> _Kumpulan Soal_:
a: Tentukan apakah setiap pernyataan berikut sesuai dengan teks tentang Rianto: (i) Rianto dibawa kepada penari lengger ketika berusia tiga minggu; (ii) saat berkabar, Rianto sedang berada di Makassar; (iii) lengger lanang itu membacakan doa-doa di telinga bayi Rianto. Jawab tiap pernyataan dengan ya atau tidak, disertai kutipan persis dari teks yang menentukannya.
b: Tolong salin dengan tepat bagian teks tentang Rianto yang diawali kata-kata berisi "Sewaktu bayi berusia" dan diakhiri dengan "Hijra keliling dunia….".

> _Teks Halaman_:

★ ★ ★ ★

Sewaktu bayi berusia tiga minggu, Rianto dibawa orangtuanya kepada seorang penari lengger untuk menghilangkan tanda biru di keningnya. Waktu itu, lengger lanang itu membacakan doa-doa di telinga bayi Rianto. Jadi, sampai kini, Rianto yakin benar bahwa roh lengger telah merasuk lama dalam dirinya. ”Itulah perpustakaan yang selalu saya buka setiap kali menari,” katanya.
Kami berpisah saat senja hampir tiba. Beberapa bulan kemudian, Rianto berkabar, ia sedang di Jepang seusai melakukan perjalanan ke Makassar dan beberapa kota lain di Indonesia. Kini, ia bersiap membawa Hijra keliling dunia….

★ ★ ★ ★

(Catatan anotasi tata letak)

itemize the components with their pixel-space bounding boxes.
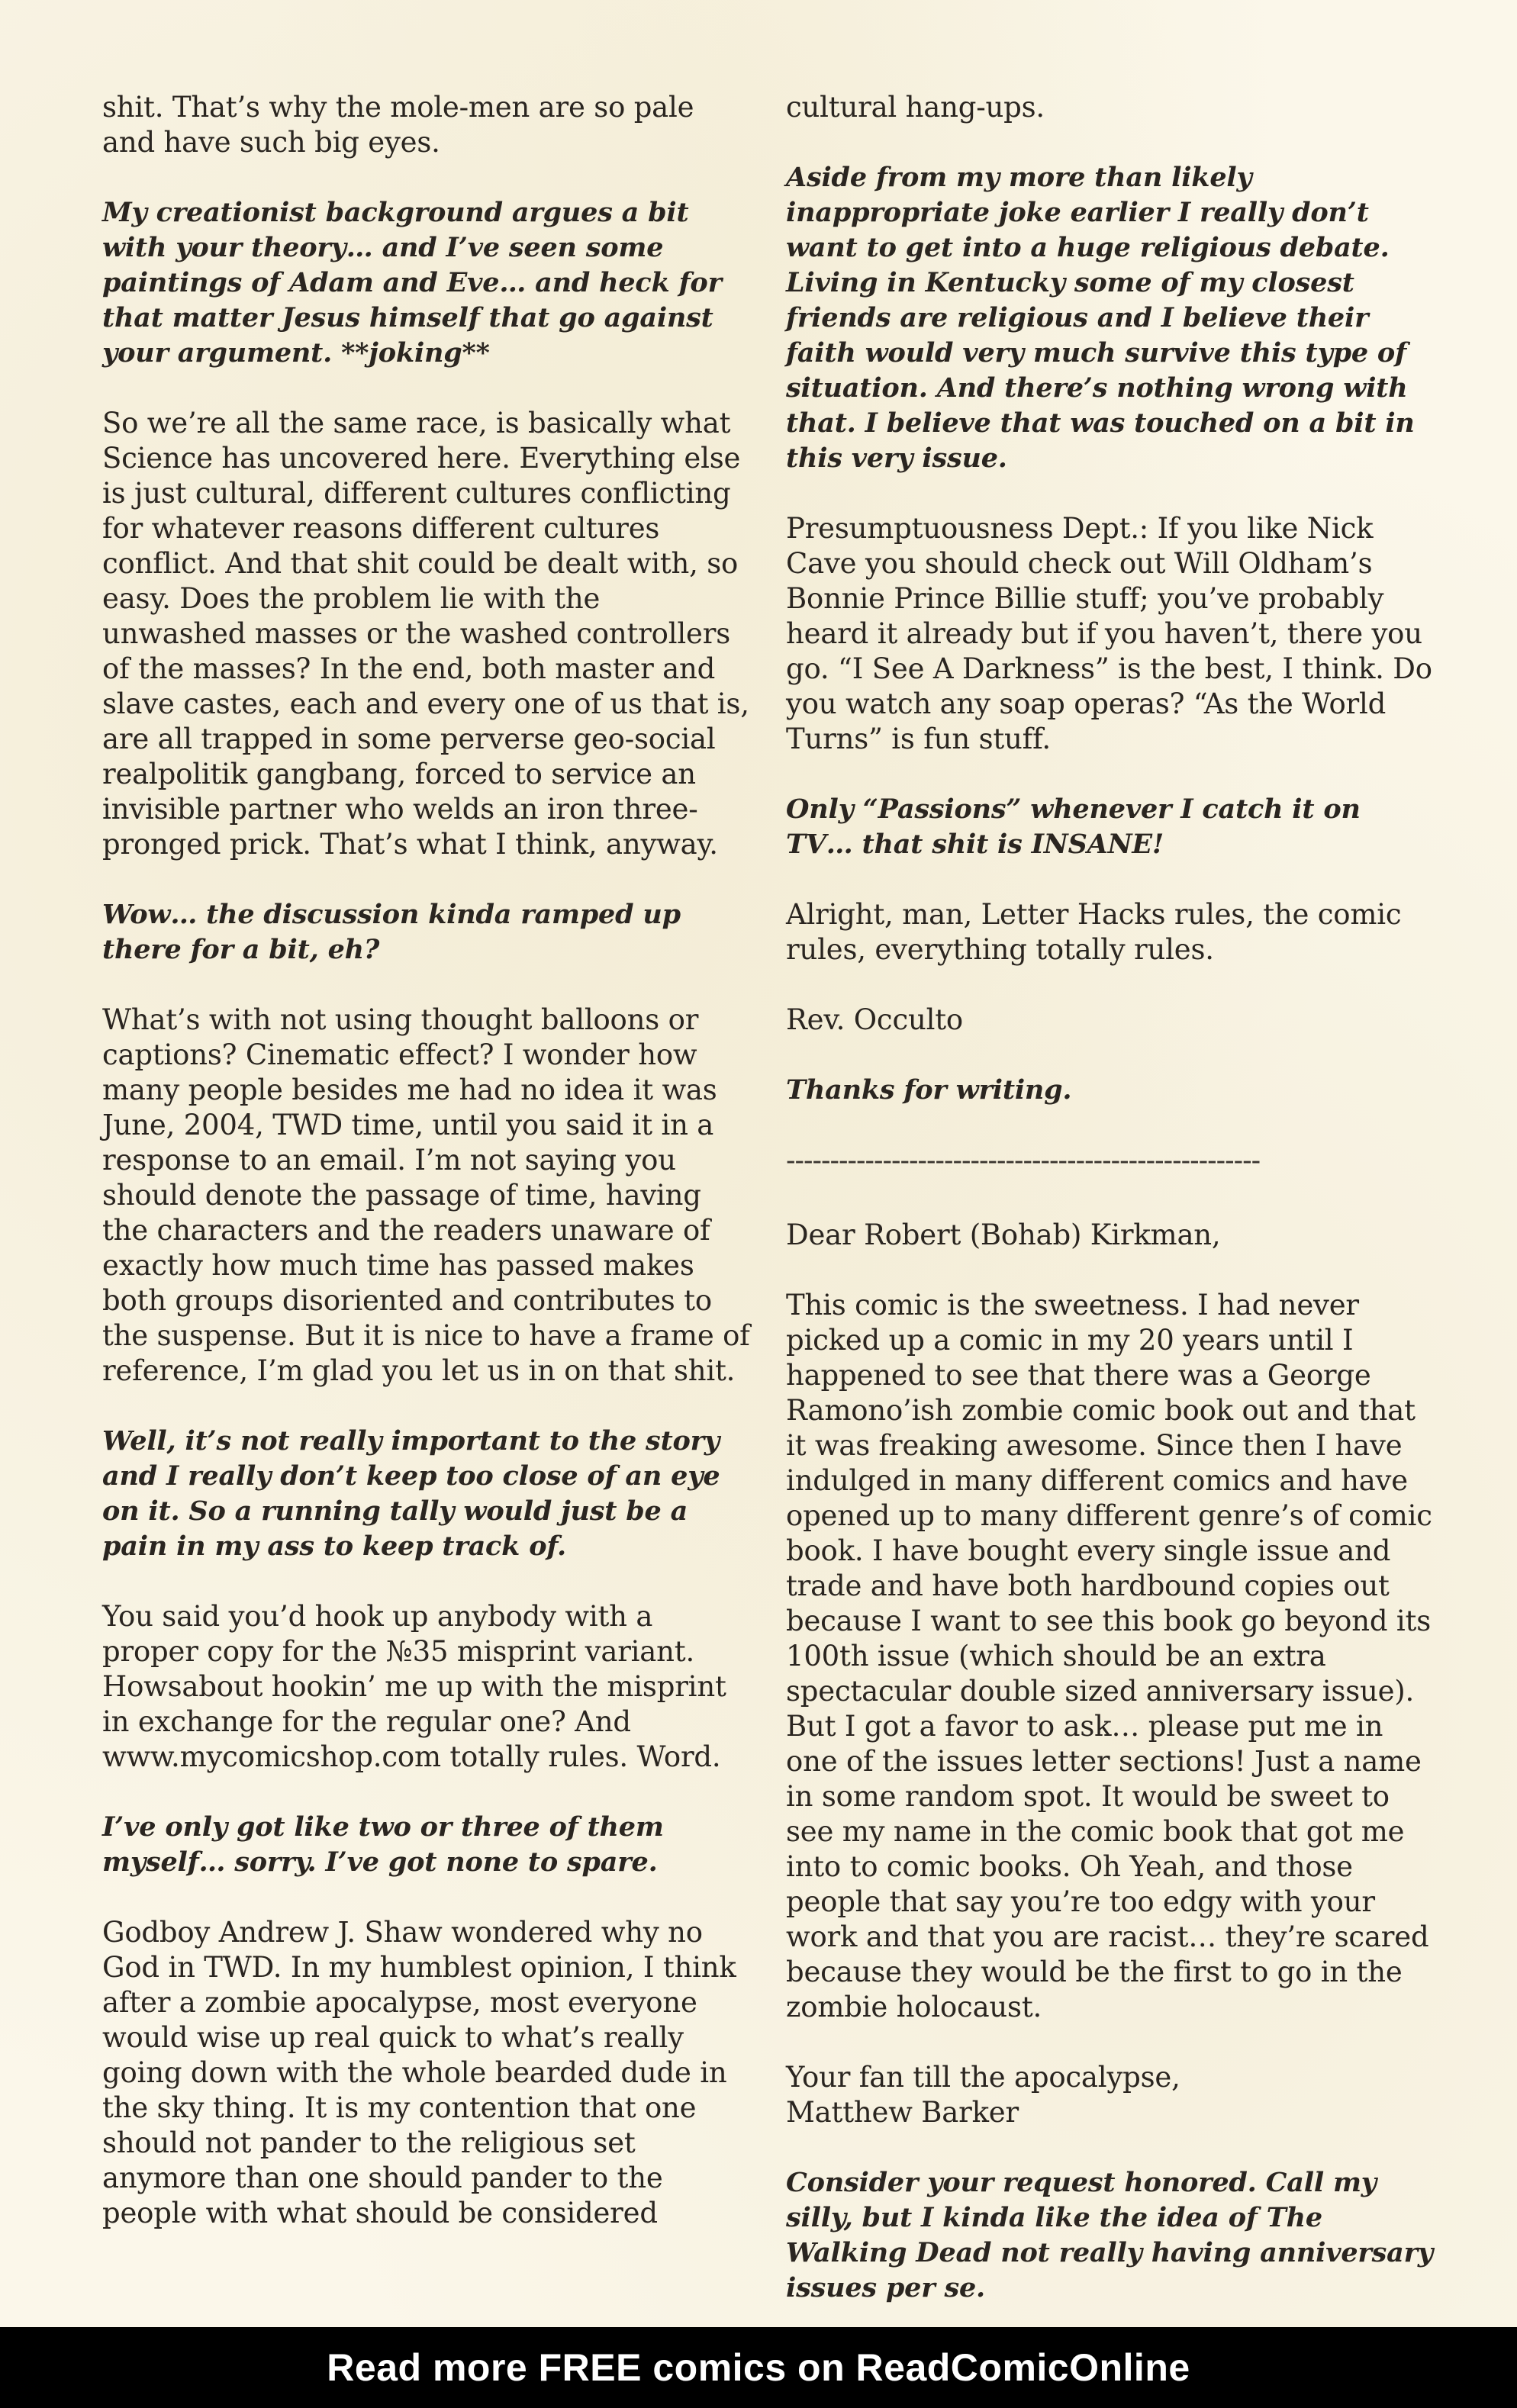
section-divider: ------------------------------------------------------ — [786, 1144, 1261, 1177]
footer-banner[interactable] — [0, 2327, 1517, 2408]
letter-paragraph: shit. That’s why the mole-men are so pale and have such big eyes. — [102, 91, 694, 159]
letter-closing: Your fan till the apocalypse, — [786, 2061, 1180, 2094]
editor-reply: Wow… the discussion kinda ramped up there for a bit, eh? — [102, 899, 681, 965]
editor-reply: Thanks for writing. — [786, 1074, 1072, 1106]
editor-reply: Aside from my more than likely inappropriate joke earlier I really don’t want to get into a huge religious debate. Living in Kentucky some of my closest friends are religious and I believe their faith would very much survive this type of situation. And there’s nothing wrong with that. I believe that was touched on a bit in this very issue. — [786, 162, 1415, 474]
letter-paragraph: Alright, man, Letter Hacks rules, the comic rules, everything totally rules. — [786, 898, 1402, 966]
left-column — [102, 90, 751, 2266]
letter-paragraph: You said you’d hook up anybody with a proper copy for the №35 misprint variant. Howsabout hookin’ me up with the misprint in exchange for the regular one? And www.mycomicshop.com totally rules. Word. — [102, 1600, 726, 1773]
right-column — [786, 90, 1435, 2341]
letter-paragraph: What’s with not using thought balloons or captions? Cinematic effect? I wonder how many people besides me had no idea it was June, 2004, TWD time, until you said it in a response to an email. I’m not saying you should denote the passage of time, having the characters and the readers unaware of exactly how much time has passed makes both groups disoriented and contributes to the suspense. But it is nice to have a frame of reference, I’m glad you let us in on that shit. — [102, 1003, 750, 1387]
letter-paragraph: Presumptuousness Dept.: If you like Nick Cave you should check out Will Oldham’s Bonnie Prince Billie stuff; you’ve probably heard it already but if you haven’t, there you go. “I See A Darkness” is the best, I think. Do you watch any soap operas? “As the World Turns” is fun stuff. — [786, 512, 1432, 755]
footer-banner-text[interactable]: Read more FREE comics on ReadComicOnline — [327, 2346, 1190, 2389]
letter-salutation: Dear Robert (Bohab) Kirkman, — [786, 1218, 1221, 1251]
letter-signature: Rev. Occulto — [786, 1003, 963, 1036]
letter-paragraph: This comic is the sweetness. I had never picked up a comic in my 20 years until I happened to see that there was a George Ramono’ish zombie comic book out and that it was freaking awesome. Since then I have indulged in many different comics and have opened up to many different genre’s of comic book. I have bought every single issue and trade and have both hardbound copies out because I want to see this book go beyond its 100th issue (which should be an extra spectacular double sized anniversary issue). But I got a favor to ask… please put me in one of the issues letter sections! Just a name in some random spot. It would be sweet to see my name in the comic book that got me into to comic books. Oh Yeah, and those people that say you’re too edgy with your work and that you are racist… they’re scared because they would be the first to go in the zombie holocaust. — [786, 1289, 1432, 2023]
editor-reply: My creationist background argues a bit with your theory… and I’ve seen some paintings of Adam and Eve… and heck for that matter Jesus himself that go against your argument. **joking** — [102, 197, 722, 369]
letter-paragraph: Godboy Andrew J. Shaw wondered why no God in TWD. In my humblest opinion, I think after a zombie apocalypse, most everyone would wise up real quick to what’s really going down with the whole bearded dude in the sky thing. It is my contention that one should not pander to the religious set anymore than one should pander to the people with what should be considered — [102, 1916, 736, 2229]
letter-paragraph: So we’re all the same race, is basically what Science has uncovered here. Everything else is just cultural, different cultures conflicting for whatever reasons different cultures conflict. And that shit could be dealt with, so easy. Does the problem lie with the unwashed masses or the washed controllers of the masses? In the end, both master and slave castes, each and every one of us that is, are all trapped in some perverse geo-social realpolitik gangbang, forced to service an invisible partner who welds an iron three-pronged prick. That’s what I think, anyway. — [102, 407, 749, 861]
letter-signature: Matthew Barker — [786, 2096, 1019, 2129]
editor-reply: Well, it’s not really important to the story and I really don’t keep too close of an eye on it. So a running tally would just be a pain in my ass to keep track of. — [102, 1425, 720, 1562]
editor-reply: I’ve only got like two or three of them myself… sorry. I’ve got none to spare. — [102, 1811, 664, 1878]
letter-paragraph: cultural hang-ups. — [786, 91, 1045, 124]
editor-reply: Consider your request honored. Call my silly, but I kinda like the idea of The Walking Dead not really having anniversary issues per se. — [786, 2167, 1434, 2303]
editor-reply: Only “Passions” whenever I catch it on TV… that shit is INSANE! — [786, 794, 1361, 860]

★ ★ ★ ★

> _Jawaban Tiap Tugas_:
a:
(i) Ya: "Sewaktu bayi berusia tiga minggu, Rianto dibawa orangtuanya kepada seorang penari lengger"
(ii) Tidak: "ia sedang di Jepang seusai melakukan perjalanan ke Makassar"
(iii) Ya: "lengger lanang itu membacakan doa-doa di telinga bayi Rianto"

b:
Sewaktu bayi berusia tiga minggu, Rianto dibawa orangtuanya kepada seorang penari lengger untuk menghilangkan tanda biru di keningnya. Waktu itu, lengger lanang itu membacakan doa-doa di telinga bayi Rianto. Jadi, sampai kini, Rianto yakin benar bahwa roh lengger telah merasuk lama dalam dirinya. ”Itulah perpustakaan yang selalu saya buka setiap kali menari,” katanya.
Kami berpisah saat senja hampir tiba. Beberapa bulan kemudian, Rianto berkabar, ia sedang di Jepang seusai melakukan perjalanan ke Makassar dan beberapa kota lain di Indonesia. Kini, ia bersiap membawa Hijra keliling dunia….